Exercise aim:
Go through the data below. Pull out every line that has the word "城投利差".

Dataset excerpt:
"""

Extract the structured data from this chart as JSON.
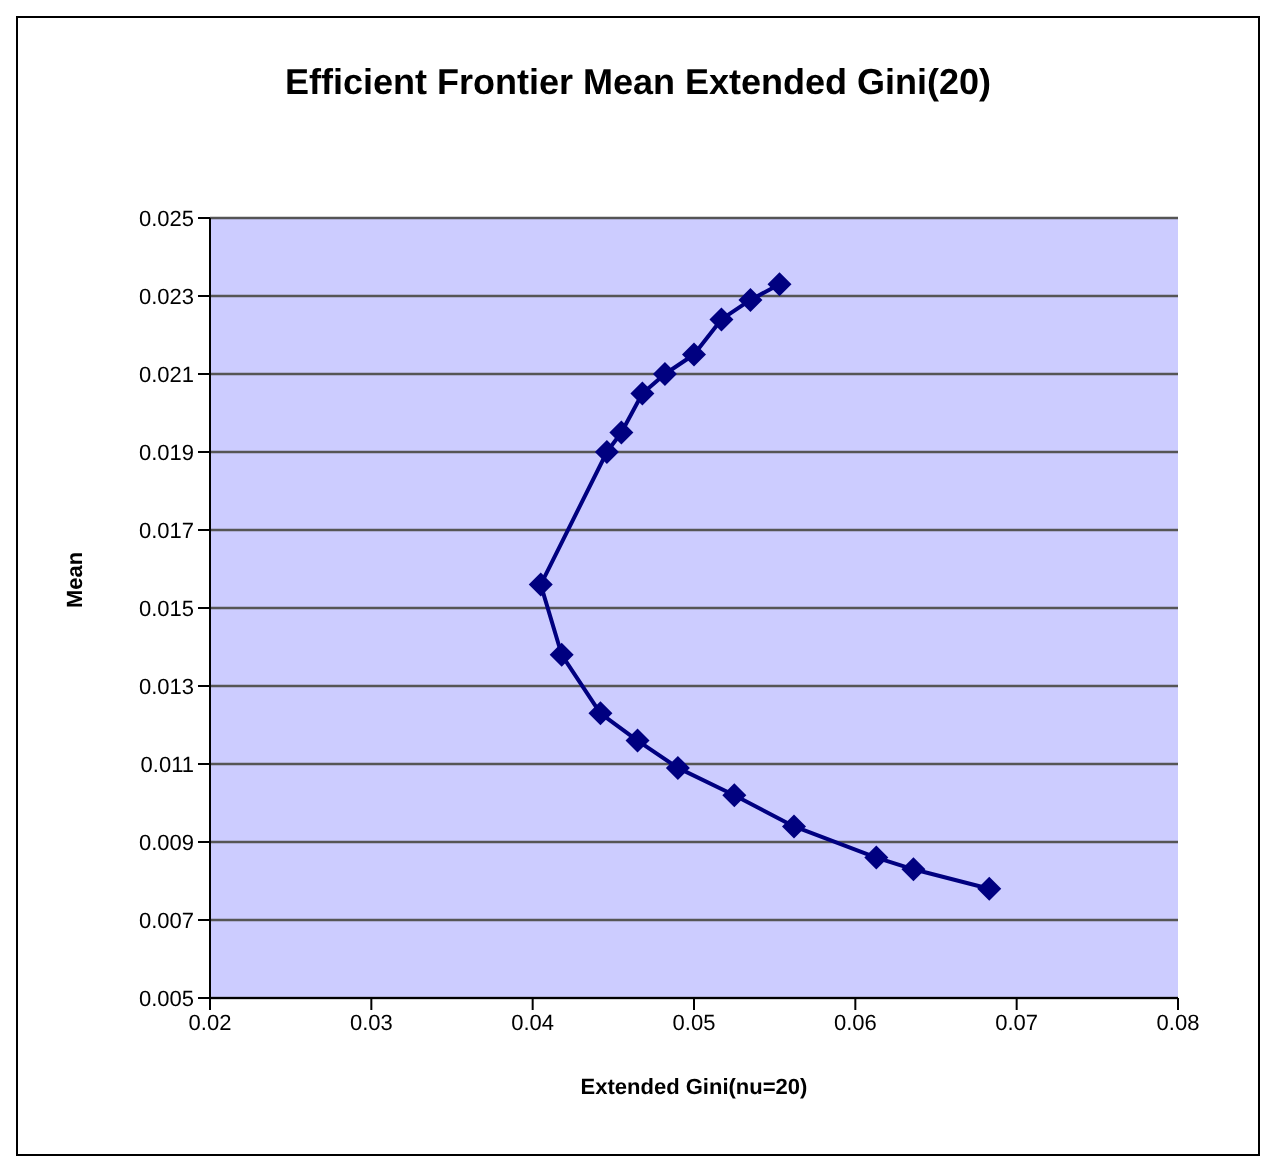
{
  "chart_data": {
    "type": "line",
    "title": "Efficient Frontier Mean Extended Gini(20)",
    "xlabel": "Extended Gini(nu=20)",
    "ylabel": "Mean",
    "x": [
      0.0553,
      0.0535,
      0.0517,
      0.05,
      0.0482,
      0.0468,
      0.0455,
      0.0446,
      0.0405,
      0.0418,
      0.0442,
      0.0465,
      0.049,
      0.0525,
      0.0562,
      0.0613,
      0.0636,
      0.0683
    ],
    "series": [
      {
        "color": "#000080",
        "values": [
          0.0233,
          0.0229,
          0.0224,
          0.0215,
          0.021,
          0.0205,
          0.0195,
          0.019,
          0.0156,
          0.0138,
          0.0123,
          0.0116,
          0.0109,
          0.0102,
          0.0094,
          0.0086,
          0.0083,
          0.0078
        ]
      }
    ],
    "xlim": [
      0.02,
      0.08
    ],
    "xticks": [
      0.02,
      0.03,
      0.04,
      0.05,
      0.06,
      0.07,
      0.08
    ],
    "ylim": [
      0.005,
      0.025
    ],
    "yticks": [
      0.005,
      0.007,
      0.009,
      0.011,
      0.013,
      0.015,
      0.017,
      0.019,
      0.021,
      0.023,
      0.025
    ],
    "grid": "y",
    "marker": "diamond",
    "legend": false
  }
}
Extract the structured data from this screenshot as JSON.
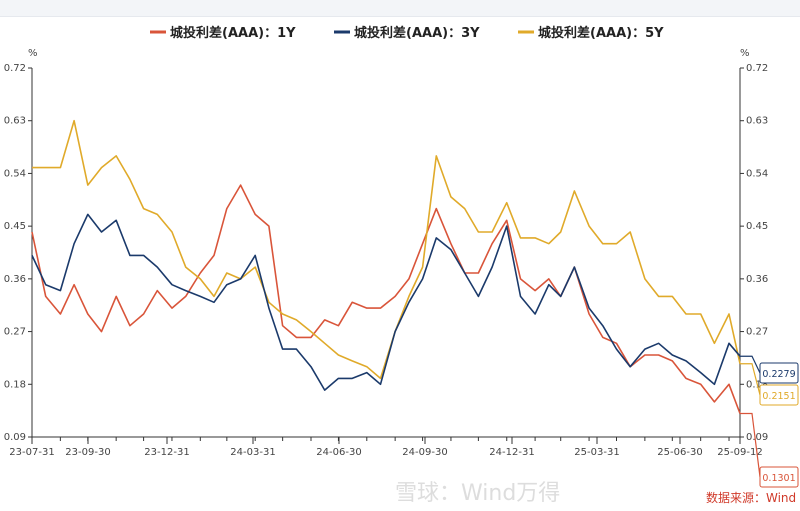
{
  "chart_data": {
    "type": "line",
    "title": "",
    "ylabel_left": "%",
    "ylabel_right": "%",
    "ylim": [
      0.09,
      0.72
    ],
    "yticks": [
      "0.09",
      "0.18",
      "0.27",
      "0.36",
      "0.45",
      "0.54",
      "0.63",
      "0.72"
    ],
    "xtick_labels": [
      "23-07-31",
      "23-09-30",
      "23-12-31",
      "24-03-31",
      "24-06-30",
      "24-09-30",
      "24-12-31",
      "25-03-31",
      "25-06-30",
      "25-09-12"
    ],
    "legend_position": "top",
    "grid": false,
    "x": [
      "2023-07-31",
      "2023-08-15",
      "2023-08-31",
      "2023-09-15",
      "2023-09-30",
      "2023-10-15",
      "2023-10-31",
      "2023-11-15",
      "2023-11-30",
      "2023-12-15",
      "2023-12-31",
      "2024-01-15",
      "2024-01-31",
      "2024-02-15",
      "2024-02-29",
      "2024-03-15",
      "2024-03-31",
      "2024-04-15",
      "2024-04-30",
      "2024-05-15",
      "2024-05-31",
      "2024-06-15",
      "2024-06-30",
      "2024-07-15",
      "2024-07-31",
      "2024-08-15",
      "2024-08-31",
      "2024-09-15",
      "2024-09-30",
      "2024-10-15",
      "2024-10-31",
      "2024-11-15",
      "2024-11-30",
      "2024-12-15",
      "2024-12-31",
      "2025-01-15",
      "2025-01-31",
      "2025-02-15",
      "2025-02-28",
      "2025-03-15",
      "2025-03-31",
      "2025-04-15",
      "2025-04-30",
      "2025-05-15",
      "2025-05-31",
      "2025-06-15",
      "2025-06-30",
      "2025-07-15",
      "2025-07-31",
      "2025-08-15",
      "2025-08-31",
      "2025-09-12"
    ],
    "series": [
      {
        "name": "城投利差(AAA)：1Y",
        "color": "#d9553a",
        "last_label": "0.1301",
        "values": [
          0.44,
          0.33,
          0.3,
          0.35,
          0.3,
          0.27,
          0.33,
          0.28,
          0.3,
          0.34,
          0.31,
          0.33,
          0.37,
          0.4,
          0.48,
          0.52,
          0.47,
          0.45,
          0.28,
          0.26,
          0.26,
          0.29,
          0.28,
          0.32,
          0.31,
          0.31,
          0.33,
          0.36,
          0.42,
          0.48,
          0.42,
          0.37,
          0.37,
          0.42,
          0.46,
          0.36,
          0.34,
          0.36,
          0.33,
          0.38,
          0.3,
          0.26,
          0.25,
          0.21,
          0.23,
          0.23,
          0.22,
          0.19,
          0.18,
          0.15,
          0.18,
          0.1301
        ]
      },
      {
        "name": "城投利差(AAA)：3Y",
        "color": "#1b3a6b",
        "last_label": "0.2279",
        "values": [
          0.4,
          0.35,
          0.34,
          0.42,
          0.47,
          0.44,
          0.46,
          0.4,
          0.4,
          0.38,
          0.35,
          0.34,
          0.33,
          0.32,
          0.35,
          0.36,
          0.4,
          0.31,
          0.24,
          0.24,
          0.21,
          0.17,
          0.19,
          0.19,
          0.2,
          0.18,
          0.27,
          0.32,
          0.36,
          0.43,
          0.41,
          0.37,
          0.33,
          0.38,
          0.45,
          0.33,
          0.3,
          0.35,
          0.33,
          0.38,
          0.31,
          0.28,
          0.24,
          0.21,
          0.24,
          0.25,
          0.23,
          0.22,
          0.2,
          0.18,
          0.25,
          0.2279
        ]
      },
      {
        "name": "城投利差(AAA)：5Y",
        "color": "#e0aa2a",
        "last_label": "0.2151",
        "values": [
          0.55,
          0.55,
          0.55,
          0.63,
          0.52,
          0.55,
          0.57,
          0.53,
          0.48,
          0.47,
          0.44,
          0.38,
          0.36,
          0.33,
          0.37,
          0.36,
          0.38,
          0.32,
          0.3,
          0.29,
          0.27,
          0.25,
          0.23,
          0.22,
          0.21,
          0.19,
          0.27,
          0.33,
          0.38,
          0.57,
          0.5,
          0.48,
          0.44,
          0.44,
          0.49,
          0.43,
          0.43,
          0.42,
          0.44,
          0.51,
          0.45,
          0.42,
          0.42,
          0.44,
          0.36,
          0.33,
          0.33,
          0.3,
          0.3,
          0.25,
          0.3,
          0.2151
        ]
      }
    ],
    "source": "数据来源：Wind",
    "watermark": "雪球：Wind万得"
  }
}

"""

Correct answer:
        "name": "城投利差(AAA)：1Y",
        "name": "城投利差(AAA)：3Y",
        "name": "城投利差(AAA)：5Y",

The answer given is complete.